* **What the task requires**: Extract each line bearing the word "value".

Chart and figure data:
——

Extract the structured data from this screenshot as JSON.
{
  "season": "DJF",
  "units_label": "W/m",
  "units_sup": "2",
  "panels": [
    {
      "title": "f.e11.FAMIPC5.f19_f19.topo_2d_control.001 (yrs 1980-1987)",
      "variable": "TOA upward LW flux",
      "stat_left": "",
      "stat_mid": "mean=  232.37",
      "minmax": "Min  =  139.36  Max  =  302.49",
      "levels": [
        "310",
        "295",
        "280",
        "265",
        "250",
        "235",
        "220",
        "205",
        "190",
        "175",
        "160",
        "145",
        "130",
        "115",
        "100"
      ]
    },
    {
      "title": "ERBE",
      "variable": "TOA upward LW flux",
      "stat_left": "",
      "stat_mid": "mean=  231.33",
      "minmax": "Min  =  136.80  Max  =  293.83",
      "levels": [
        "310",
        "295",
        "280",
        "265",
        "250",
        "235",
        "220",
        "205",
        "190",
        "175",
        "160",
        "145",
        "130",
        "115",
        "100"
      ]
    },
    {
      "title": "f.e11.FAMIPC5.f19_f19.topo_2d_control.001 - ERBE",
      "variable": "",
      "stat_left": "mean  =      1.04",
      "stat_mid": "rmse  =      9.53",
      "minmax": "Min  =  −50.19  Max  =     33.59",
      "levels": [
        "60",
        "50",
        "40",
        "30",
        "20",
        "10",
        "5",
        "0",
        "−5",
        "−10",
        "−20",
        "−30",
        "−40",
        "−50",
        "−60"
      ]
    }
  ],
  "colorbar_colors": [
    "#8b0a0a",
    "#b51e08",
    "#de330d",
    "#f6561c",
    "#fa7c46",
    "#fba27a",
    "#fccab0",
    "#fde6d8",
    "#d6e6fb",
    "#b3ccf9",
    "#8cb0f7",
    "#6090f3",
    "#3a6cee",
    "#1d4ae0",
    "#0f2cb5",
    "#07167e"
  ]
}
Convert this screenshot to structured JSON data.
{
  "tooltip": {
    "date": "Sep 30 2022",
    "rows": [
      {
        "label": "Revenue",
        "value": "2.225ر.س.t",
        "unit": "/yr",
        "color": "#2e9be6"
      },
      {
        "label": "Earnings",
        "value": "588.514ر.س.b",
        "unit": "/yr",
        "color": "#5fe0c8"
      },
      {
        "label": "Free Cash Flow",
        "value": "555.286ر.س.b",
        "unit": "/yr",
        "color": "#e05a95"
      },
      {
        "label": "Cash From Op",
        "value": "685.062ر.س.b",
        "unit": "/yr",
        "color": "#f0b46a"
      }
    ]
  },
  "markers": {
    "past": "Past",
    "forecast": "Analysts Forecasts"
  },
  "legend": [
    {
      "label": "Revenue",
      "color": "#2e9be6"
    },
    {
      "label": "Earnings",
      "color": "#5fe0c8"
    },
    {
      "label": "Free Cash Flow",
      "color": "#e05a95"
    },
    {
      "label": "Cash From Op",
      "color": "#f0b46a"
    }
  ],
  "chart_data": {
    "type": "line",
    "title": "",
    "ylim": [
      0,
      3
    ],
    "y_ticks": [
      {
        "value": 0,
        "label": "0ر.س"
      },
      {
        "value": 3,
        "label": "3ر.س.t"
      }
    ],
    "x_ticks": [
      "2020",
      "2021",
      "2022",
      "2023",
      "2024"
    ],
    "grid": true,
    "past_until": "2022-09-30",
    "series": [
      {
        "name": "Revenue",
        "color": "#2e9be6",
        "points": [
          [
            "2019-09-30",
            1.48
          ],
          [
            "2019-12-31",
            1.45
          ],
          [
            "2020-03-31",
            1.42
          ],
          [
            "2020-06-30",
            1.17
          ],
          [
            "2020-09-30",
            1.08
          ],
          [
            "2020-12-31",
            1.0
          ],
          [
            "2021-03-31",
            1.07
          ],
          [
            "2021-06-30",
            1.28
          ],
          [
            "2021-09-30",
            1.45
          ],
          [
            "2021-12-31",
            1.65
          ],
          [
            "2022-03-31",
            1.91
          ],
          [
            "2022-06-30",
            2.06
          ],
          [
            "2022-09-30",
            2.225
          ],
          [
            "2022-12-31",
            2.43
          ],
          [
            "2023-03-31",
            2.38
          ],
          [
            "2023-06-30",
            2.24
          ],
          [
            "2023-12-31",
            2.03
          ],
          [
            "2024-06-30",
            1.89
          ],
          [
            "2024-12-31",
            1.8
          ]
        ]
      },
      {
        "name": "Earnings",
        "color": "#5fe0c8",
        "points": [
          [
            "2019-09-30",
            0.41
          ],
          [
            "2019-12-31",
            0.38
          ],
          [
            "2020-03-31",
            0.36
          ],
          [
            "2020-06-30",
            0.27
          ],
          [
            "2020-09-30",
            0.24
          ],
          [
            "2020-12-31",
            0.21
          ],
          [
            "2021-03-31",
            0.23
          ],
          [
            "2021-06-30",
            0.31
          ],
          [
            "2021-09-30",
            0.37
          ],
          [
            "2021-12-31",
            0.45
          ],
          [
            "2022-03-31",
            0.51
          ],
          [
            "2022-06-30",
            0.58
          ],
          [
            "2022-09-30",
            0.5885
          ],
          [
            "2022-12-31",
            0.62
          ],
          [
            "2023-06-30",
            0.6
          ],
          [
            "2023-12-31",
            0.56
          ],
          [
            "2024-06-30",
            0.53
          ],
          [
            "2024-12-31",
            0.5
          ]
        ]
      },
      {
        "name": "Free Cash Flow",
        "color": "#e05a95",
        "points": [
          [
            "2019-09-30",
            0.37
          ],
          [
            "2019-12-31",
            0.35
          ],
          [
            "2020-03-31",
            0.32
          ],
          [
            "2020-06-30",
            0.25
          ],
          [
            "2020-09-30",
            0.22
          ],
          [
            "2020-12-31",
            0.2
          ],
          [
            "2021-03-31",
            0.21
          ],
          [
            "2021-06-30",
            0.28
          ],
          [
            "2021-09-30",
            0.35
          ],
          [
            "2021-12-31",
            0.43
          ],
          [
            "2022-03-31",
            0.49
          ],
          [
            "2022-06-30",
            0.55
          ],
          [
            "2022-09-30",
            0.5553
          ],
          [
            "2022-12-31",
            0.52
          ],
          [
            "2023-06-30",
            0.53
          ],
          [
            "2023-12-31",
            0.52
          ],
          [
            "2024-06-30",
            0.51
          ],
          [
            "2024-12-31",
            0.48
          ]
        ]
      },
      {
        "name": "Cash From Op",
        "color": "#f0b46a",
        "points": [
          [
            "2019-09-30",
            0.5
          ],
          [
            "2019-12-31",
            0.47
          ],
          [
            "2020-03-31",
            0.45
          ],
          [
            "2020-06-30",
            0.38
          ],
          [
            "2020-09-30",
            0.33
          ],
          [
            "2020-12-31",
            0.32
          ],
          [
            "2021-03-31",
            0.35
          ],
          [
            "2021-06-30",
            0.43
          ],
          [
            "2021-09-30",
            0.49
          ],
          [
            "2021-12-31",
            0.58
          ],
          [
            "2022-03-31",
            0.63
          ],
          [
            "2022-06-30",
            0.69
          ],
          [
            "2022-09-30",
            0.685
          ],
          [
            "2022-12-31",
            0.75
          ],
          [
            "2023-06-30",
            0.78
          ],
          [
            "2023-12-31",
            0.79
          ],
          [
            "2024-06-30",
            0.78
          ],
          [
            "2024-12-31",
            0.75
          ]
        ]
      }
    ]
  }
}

——

* **Answer to this exercise**:
        "value": "2.225ر.س.t",
        "value": "588.514ر.س.b",
        "value": "555.286ر.س.b",
        "value": "685.062ر.س.b",
        "value": 0,
        "value": 3,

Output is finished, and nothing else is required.